• Task brief: Keep only the lines of the data below that contain "initials", and copy them.

---- Items

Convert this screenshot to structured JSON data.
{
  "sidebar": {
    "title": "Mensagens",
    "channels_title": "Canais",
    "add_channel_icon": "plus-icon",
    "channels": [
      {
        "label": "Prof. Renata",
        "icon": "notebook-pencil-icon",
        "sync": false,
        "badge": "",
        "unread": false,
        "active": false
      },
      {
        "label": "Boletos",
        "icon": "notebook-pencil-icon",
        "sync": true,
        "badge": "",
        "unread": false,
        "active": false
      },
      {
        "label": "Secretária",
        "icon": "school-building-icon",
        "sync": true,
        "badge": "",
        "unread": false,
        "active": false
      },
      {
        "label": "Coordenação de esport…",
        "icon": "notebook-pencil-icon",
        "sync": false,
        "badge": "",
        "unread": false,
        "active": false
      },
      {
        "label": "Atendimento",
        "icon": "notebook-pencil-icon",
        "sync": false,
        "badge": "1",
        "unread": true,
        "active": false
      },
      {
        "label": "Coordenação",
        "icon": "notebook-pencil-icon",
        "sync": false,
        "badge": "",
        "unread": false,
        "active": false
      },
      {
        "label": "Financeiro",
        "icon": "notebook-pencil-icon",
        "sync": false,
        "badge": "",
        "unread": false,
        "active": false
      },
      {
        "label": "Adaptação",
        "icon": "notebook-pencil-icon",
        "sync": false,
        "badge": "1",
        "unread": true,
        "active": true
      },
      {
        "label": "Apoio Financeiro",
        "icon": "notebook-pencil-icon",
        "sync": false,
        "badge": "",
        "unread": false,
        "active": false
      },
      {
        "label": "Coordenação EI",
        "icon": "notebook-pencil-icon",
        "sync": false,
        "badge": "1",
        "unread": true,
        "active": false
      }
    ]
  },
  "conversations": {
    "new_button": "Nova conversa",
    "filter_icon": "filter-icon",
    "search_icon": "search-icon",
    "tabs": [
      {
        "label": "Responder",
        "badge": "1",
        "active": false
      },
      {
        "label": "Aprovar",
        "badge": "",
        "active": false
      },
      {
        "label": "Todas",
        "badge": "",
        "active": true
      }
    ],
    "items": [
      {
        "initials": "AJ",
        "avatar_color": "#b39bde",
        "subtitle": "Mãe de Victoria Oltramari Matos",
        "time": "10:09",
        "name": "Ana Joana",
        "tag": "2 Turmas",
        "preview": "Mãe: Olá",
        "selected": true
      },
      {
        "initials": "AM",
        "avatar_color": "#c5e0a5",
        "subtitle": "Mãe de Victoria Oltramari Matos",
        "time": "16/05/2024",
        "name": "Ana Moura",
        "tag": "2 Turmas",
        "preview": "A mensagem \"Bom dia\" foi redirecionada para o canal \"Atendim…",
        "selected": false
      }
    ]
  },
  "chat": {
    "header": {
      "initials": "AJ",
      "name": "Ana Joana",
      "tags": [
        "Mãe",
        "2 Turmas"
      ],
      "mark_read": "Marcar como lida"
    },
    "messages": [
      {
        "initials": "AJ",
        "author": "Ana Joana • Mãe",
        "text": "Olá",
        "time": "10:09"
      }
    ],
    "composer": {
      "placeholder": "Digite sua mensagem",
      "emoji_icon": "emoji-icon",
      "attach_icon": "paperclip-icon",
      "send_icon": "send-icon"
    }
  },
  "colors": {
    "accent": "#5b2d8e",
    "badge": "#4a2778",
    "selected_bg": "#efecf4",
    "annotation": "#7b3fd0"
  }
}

--------

• Final result:
        "initials": "AJ",
        "initials": "AM",
      "initials": "AJ",
        "initials": "AJ",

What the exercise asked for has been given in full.